## TASK OBJECTIVE
Pictures should be excluded; otherwise, copy every entry exactly.
* * * * *
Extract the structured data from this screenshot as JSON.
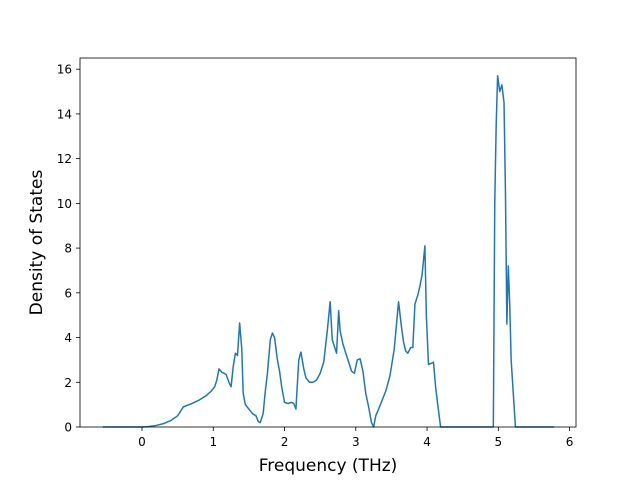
{
  "chart_data": {
    "type": "line",
    "title": "",
    "xlabel": "Frequency (THz)",
    "ylabel": "Density of States",
    "xlim": [
      -0.87,
      6.09
    ],
    "ylim": [
      0,
      16.5
    ],
    "xticks": [
      0,
      1,
      2,
      3,
      4,
      5,
      6
    ],
    "yticks": [
      0,
      2,
      4,
      6,
      8,
      10,
      12,
      14,
      16
    ],
    "grid": false,
    "legend": "none",
    "line_color": "#1f77b4",
    "series": [
      {
        "x": [
          -0.55,
          -0.3,
          -0.1,
          0.0,
          0.1,
          0.2,
          0.3,
          0.4,
          0.5,
          0.55,
          0.58,
          0.62,
          0.7,
          0.8,
          0.9,
          0.97,
          1.02,
          1.05,
          1.08,
          1.12,
          1.18,
          1.22,
          1.25,
          1.28,
          1.31,
          1.34,
          1.37,
          1.4,
          1.42,
          1.45,
          1.5,
          1.55,
          1.6,
          1.63,
          1.66,
          1.7,
          1.73,
          1.76,
          1.8,
          1.83,
          1.86,
          1.9,
          1.93,
          1.96,
          2.0,
          2.05,
          2.1,
          2.13,
          2.16,
          2.2,
          2.23,
          2.27,
          2.3,
          2.35,
          2.4,
          2.45,
          2.5,
          2.55,
          2.6,
          2.64,
          2.67,
          2.7,
          2.73,
          2.76,
          2.78,
          2.82,
          2.86,
          2.9,
          2.94,
          2.98,
          3.02,
          3.06,
          3.1,
          3.14,
          3.18,
          3.22,
          3.25,
          3.28,
          3.32,
          3.37,
          3.42,
          3.48,
          3.54,
          3.6,
          3.64,
          3.67,
          3.7,
          3.73,
          3.77,
          3.8,
          3.83,
          3.87,
          3.9,
          3.93,
          3.97,
          3.99,
          4.02,
          4.06,
          4.09,
          4.12,
          4.15,
          4.19,
          4.3,
          4.6,
          4.8,
          4.93,
          4.95,
          4.97,
          4.99,
          5.02,
          5.05,
          5.08,
          5.1,
          5.12,
          5.14,
          5.16,
          5.18,
          5.21,
          5.24,
          5.27,
          5.4,
          5.6,
          5.78
        ],
        "y": [
          0,
          0,
          0,
          0,
          0.02,
          0.07,
          0.15,
          0.28,
          0.5,
          0.75,
          0.9,
          0.95,
          1.05,
          1.2,
          1.4,
          1.6,
          1.8,
          2.1,
          2.6,
          2.45,
          2.35,
          2.0,
          1.8,
          2.7,
          3.3,
          3.2,
          4.65,
          3.5,
          1.5,
          1.0,
          0.8,
          0.6,
          0.5,
          0.25,
          0.2,
          0.6,
          1.6,
          2.4,
          3.9,
          4.2,
          4.0,
          3.0,
          2.5,
          1.8,
          1.1,
          1.05,
          1.1,
          1.05,
          0.8,
          3.0,
          3.35,
          2.6,
          2.2,
          2.0,
          2.0,
          2.1,
          2.4,
          2.9,
          4.3,
          5.6,
          3.9,
          3.6,
          3.3,
          5.2,
          4.3,
          3.7,
          3.3,
          2.9,
          2.5,
          2.4,
          3.0,
          3.05,
          2.5,
          1.5,
          0.9,
          0.2,
          0.0,
          0.5,
          0.8,
          1.2,
          1.6,
          2.3,
          3.5,
          5.6,
          4.5,
          3.8,
          3.4,
          3.3,
          3.55,
          3.55,
          5.5,
          5.9,
          6.3,
          6.8,
          8.1,
          5.0,
          2.8,
          2.85,
          2.9,
          1.8,
          1.0,
          0.0,
          0,
          0,
          0,
          0,
          10.0,
          13.5,
          15.7,
          15.0,
          15.3,
          14.5,
          10.5,
          4.6,
          7.2,
          5.5,
          3.0,
          1.5,
          0.0,
          0,
          0,
          0,
          0
        ]
      }
    ]
  }
}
* * * * *
## EXERCISE ANSWER
Extract the structured data from this screenshot as JSON.
{
  "chart_data": {
    "type": "line",
    "title": "",
    "xlabel": "Frequency (THz)",
    "ylabel": "Density of States",
    "xlim": [
      -0.87,
      6.09
    ],
    "ylim": [
      0,
      16.5
    ],
    "xticks": [
      0,
      1,
      2,
      3,
      4,
      5,
      6
    ],
    "yticks": [
      0,
      2,
      4,
      6,
      8,
      10,
      12,
      14,
      16
    ],
    "grid": false,
    "legend": "none",
    "line_color": "#1f77b4",
    "series": [
      {
        "x": [
          -0.55,
          -0.3,
          -0.1,
          0.0,
          0.1,
          0.2,
          0.3,
          0.4,
          0.5,
          0.55,
          0.58,
          0.62,
          0.7,
          0.8,
          0.9,
          0.97,
          1.02,
          1.05,
          1.08,
          1.12,
          1.18,
          1.22,
          1.25,
          1.28,
          1.31,
          1.34,
          1.37,
          1.4,
          1.42,
          1.45,
          1.5,
          1.55,
          1.6,
          1.63,
          1.66,
          1.7,
          1.73,
          1.76,
          1.8,
          1.83,
          1.86,
          1.9,
          1.93,
          1.96,
          2.0,
          2.05,
          2.1,
          2.13,
          2.16,
          2.2,
          2.23,
          2.27,
          2.3,
          2.35,
          2.4,
          2.45,
          2.5,
          2.55,
          2.6,
          2.64,
          2.67,
          2.7,
          2.73,
          2.76,
          2.78,
          2.82,
          2.86,
          2.9,
          2.94,
          2.98,
          3.02,
          3.06,
          3.1,
          3.14,
          3.18,
          3.22,
          3.25,
          3.28,
          3.32,
          3.37,
          3.42,
          3.48,
          3.54,
          3.6,
          3.64,
          3.67,
          3.7,
          3.73,
          3.77,
          3.8,
          3.83,
          3.87,
          3.9,
          3.93,
          3.97,
          3.99,
          4.02,
          4.06,
          4.09,
          4.12,
          4.15,
          4.19,
          4.3,
          4.6,
          4.8,
          4.93,
          4.95,
          4.97,
          4.99,
          5.02,
          5.05,
          5.08,
          5.1,
          5.12,
          5.14,
          5.16,
          5.18,
          5.21,
          5.24,
          5.27,
          5.4,
          5.6,
          5.78
        ],
        "y": [
          0,
          0,
          0,
          0,
          0.02,
          0.07,
          0.15,
          0.28,
          0.5,
          0.75,
          0.9,
          0.95,
          1.05,
          1.2,
          1.4,
          1.6,
          1.8,
          2.1,
          2.6,
          2.45,
          2.35,
          2.0,
          1.8,
          2.7,
          3.3,
          3.2,
          4.65,
          3.5,
          1.5,
          1.0,
          0.8,
          0.6,
          0.5,
          0.25,
          0.2,
          0.6,
          1.6,
          2.4,
          3.9,
          4.2,
          4.0,
          3.0,
          2.5,
          1.8,
          1.1,
          1.05,
          1.1,
          1.05,
          0.8,
          3.0,
          3.35,
          2.6,
          2.2,
          2.0,
          2.0,
          2.1,
          2.4,
          2.9,
          4.3,
          5.6,
          3.9,
          3.6,
          3.3,
          5.2,
          4.3,
          3.7,
          3.3,
          2.9,
          2.5,
          2.4,
          3.0,
          3.05,
          2.5,
          1.5,
          0.9,
          0.2,
          0.0,
          0.5,
          0.8,
          1.2,
          1.6,
          2.3,
          3.5,
          5.6,
          4.5,
          3.8,
          3.4,
          3.3,
          3.55,
          3.55,
          5.5,
          5.9,
          6.3,
          6.8,
          8.1,
          5.0,
          2.8,
          2.85,
          2.9,
          1.8,
          1.0,
          0.0,
          0,
          0,
          0,
          0,
          10.0,
          13.5,
          15.7,
          15.0,
          15.3,
          14.5,
          10.5,
          4.6,
          7.2,
          5.5,
          3.0,
          1.5,
          0.0,
          0,
          0,
          0,
          0
        ]
      }
    ]
  }
}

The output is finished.